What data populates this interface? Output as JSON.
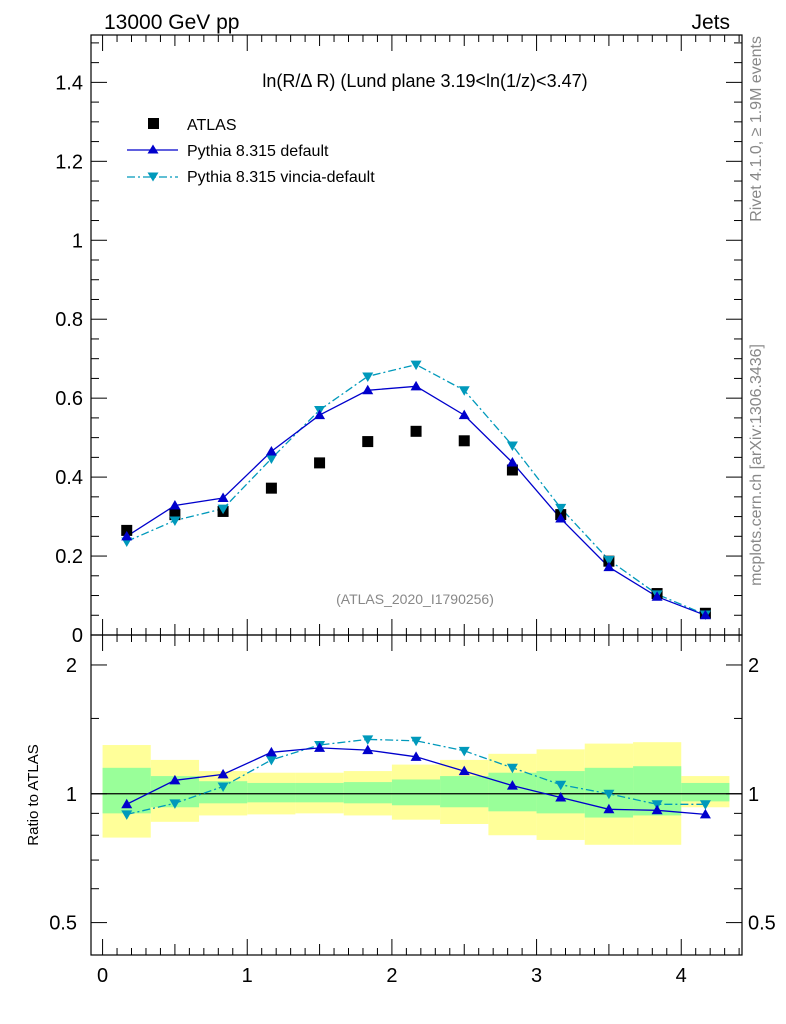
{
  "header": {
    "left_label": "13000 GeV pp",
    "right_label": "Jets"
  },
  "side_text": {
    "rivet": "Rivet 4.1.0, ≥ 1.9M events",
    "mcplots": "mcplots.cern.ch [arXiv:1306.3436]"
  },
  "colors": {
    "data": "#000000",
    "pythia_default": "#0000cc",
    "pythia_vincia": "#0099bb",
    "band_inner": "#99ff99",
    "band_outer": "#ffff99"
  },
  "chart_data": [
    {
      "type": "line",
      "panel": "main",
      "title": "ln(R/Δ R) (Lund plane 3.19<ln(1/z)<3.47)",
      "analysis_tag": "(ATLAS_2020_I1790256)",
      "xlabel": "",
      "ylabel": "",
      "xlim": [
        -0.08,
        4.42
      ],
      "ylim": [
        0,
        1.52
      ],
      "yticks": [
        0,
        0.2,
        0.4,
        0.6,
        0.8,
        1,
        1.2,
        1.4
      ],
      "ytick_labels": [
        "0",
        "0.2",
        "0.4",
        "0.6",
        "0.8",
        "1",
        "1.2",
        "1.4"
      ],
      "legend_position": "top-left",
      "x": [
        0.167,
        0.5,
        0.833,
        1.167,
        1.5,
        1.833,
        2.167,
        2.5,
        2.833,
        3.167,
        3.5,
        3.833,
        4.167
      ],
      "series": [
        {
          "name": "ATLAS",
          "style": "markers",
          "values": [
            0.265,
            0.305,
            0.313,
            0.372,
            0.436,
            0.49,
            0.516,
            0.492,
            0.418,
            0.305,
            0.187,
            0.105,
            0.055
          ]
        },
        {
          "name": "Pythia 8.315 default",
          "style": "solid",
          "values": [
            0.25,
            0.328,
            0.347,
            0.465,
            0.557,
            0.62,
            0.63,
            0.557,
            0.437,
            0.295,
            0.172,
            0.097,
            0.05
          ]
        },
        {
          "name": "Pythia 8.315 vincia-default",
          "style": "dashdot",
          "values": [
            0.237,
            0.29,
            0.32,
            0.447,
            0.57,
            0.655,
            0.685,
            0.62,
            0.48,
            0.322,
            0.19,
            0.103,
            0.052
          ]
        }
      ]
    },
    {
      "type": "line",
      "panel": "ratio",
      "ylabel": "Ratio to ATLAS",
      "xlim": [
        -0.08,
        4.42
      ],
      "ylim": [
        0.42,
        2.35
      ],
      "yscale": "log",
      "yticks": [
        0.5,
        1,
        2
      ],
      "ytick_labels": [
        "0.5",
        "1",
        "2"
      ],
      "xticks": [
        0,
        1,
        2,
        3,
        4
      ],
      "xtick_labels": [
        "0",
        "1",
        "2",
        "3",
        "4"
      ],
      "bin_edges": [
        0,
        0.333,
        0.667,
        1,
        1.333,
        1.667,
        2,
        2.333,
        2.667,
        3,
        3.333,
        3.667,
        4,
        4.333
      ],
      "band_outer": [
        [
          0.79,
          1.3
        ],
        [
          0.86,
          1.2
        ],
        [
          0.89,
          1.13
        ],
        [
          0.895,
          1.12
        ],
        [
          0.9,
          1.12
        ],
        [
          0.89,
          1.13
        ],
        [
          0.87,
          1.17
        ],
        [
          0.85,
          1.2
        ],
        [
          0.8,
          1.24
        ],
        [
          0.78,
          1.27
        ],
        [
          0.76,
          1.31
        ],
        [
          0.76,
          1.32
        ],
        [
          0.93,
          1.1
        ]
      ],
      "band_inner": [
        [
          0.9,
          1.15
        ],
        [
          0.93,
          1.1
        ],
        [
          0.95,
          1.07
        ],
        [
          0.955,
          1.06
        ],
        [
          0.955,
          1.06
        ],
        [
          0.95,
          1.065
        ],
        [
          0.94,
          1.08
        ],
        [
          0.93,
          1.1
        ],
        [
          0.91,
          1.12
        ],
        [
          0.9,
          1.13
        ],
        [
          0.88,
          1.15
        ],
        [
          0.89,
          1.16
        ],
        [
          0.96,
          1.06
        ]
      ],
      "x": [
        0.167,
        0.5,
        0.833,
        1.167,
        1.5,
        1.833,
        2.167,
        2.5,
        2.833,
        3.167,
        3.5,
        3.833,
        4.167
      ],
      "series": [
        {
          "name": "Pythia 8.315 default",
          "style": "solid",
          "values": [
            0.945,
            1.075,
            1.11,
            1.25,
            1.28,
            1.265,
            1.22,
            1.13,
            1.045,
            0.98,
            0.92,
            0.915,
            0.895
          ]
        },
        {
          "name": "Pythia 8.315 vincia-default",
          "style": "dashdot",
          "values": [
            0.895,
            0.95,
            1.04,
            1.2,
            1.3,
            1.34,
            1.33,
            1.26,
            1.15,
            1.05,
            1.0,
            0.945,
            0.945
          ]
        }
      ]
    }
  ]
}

● Stated exercise:
Print the full listing exactly, dropping the pictures.

● Result for this task:
What data populates this interface? Output as JSON.
{
  "header": {
    "left_label": "13000 GeV pp",
    "right_label": "Jets"
  },
  "side_text": {
    "rivet": "Rivet 4.1.0, ≥ 1.9M events",
    "mcplots": "mcplots.cern.ch [arXiv:1306.3436]"
  },
  "colors": {
    "data": "#000000",
    "pythia_default": "#0000cc",
    "pythia_vincia": "#0099bb",
    "band_inner": "#99ff99",
    "band_outer": "#ffff99"
  },
  "chart_data": [
    {
      "type": "line",
      "panel": "main",
      "title": "ln(R/Δ R) (Lund plane 3.19<ln(1/z)<3.47)",
      "analysis_tag": "(ATLAS_2020_I1790256)",
      "xlabel": "",
      "ylabel": "",
      "xlim": [
        -0.08,
        4.42
      ],
      "ylim": [
        0,
        1.52
      ],
      "yticks": [
        0,
        0.2,
        0.4,
        0.6,
        0.8,
        1,
        1.2,
        1.4
      ],
      "ytick_labels": [
        "0",
        "0.2",
        "0.4",
        "0.6",
        "0.8",
        "1",
        "1.2",
        "1.4"
      ],
      "legend_position": "top-left",
      "x": [
        0.167,
        0.5,
        0.833,
        1.167,
        1.5,
        1.833,
        2.167,
        2.5,
        2.833,
        3.167,
        3.5,
        3.833,
        4.167
      ],
      "series": [
        {
          "name": "ATLAS",
          "style": "markers",
          "values": [
            0.265,
            0.305,
            0.313,
            0.372,
            0.436,
            0.49,
            0.516,
            0.492,
            0.418,
            0.305,
            0.187,
            0.105,
            0.055
          ]
        },
        {
          "name": "Pythia 8.315 default",
          "style": "solid",
          "values": [
            0.25,
            0.328,
            0.347,
            0.465,
            0.557,
            0.62,
            0.63,
            0.557,
            0.437,
            0.295,
            0.172,
            0.097,
            0.05
          ]
        },
        {
          "name": "Pythia 8.315 vincia-default",
          "style": "dashdot",
          "values": [
            0.237,
            0.29,
            0.32,
            0.447,
            0.57,
            0.655,
            0.685,
            0.62,
            0.48,
            0.322,
            0.19,
            0.103,
            0.052
          ]
        }
      ]
    },
    {
      "type": "line",
      "panel": "ratio",
      "ylabel": "Ratio to ATLAS",
      "xlim": [
        -0.08,
        4.42
      ],
      "ylim": [
        0.42,
        2.35
      ],
      "yscale": "log",
      "yticks": [
        0.5,
        1,
        2
      ],
      "ytick_labels": [
        "0.5",
        "1",
        "2"
      ],
      "xticks": [
        0,
        1,
        2,
        3,
        4
      ],
      "xtick_labels": [
        "0",
        "1",
        "2",
        "3",
        "4"
      ],
      "bin_edges": [
        0,
        0.333,
        0.667,
        1,
        1.333,
        1.667,
        2,
        2.333,
        2.667,
        3,
        3.333,
        3.667,
        4,
        4.333
      ],
      "band_outer": [
        [
          0.79,
          1.3
        ],
        [
          0.86,
          1.2
        ],
        [
          0.89,
          1.13
        ],
        [
          0.895,
          1.12
        ],
        [
          0.9,
          1.12
        ],
        [
          0.89,
          1.13
        ],
        [
          0.87,
          1.17
        ],
        [
          0.85,
          1.2
        ],
        [
          0.8,
          1.24
        ],
        [
          0.78,
          1.27
        ],
        [
          0.76,
          1.31
        ],
        [
          0.76,
          1.32
        ],
        [
          0.93,
          1.1
        ]
      ],
      "band_inner": [
        [
          0.9,
          1.15
        ],
        [
          0.93,
          1.1
        ],
        [
          0.95,
          1.07
        ],
        [
          0.955,
          1.06
        ],
        [
          0.955,
          1.06
        ],
        [
          0.95,
          1.065
        ],
        [
          0.94,
          1.08
        ],
        [
          0.93,
          1.1
        ],
        [
          0.91,
          1.12
        ],
        [
          0.9,
          1.13
        ],
        [
          0.88,
          1.15
        ],
        [
          0.89,
          1.16
        ],
        [
          0.96,
          1.06
        ]
      ],
      "x": [
        0.167,
        0.5,
        0.833,
        1.167,
        1.5,
        1.833,
        2.167,
        2.5,
        2.833,
        3.167,
        3.5,
        3.833,
        4.167
      ],
      "series": [
        {
          "name": "Pythia 8.315 default",
          "style": "solid",
          "values": [
            0.945,
            1.075,
            1.11,
            1.25,
            1.28,
            1.265,
            1.22,
            1.13,
            1.045,
            0.98,
            0.92,
            0.915,
            0.895
          ]
        },
        {
          "name": "Pythia 8.315 vincia-default",
          "style": "dashdot",
          "values": [
            0.895,
            0.95,
            1.04,
            1.2,
            1.3,
            1.34,
            1.33,
            1.26,
            1.15,
            1.05,
            1.0,
            0.945,
            0.945
          ]
        }
      ]
    }
  ]
}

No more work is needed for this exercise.